Records:
>>>
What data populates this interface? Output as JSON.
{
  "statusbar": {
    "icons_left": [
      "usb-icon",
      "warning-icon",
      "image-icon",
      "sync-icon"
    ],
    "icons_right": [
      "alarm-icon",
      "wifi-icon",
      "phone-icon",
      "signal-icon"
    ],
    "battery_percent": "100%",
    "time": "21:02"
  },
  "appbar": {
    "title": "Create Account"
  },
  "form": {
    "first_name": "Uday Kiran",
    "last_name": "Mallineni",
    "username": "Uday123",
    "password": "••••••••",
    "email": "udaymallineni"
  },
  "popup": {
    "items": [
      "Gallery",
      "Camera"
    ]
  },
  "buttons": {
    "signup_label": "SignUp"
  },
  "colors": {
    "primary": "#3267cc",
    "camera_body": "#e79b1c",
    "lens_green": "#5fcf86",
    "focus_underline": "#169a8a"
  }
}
<<<
Short problem: Return every record above exactly as it appears.

Exercise answer:
What data populates this interface? Output as JSON.
{
  "statusbar": {
    "icons_left": [
      "usb-icon",
      "warning-icon",
      "image-icon",
      "sync-icon"
    ],
    "icons_right": [
      "alarm-icon",
      "wifi-icon",
      "phone-icon",
      "signal-icon"
    ],
    "battery_percent": "100%",
    "time": "21:02"
  },
  "appbar": {
    "title": "Create Account"
  },
  "form": {
    "first_name": "Uday Kiran",
    "last_name": "Mallineni",
    "username": "Uday123",
    "password": "••••••••",
    "email": "udaymallineni"
  },
  "popup": {
    "items": [
      "Gallery",
      "Camera"
    ]
  },
  "buttons": {
    "signup_label": "SignUp"
  },
  "colors": {
    "primary": "#3267cc",
    "camera_body": "#e79b1c",
    "lens_green": "#5fcf86",
    "focus_underline": "#169a8a"
  }
}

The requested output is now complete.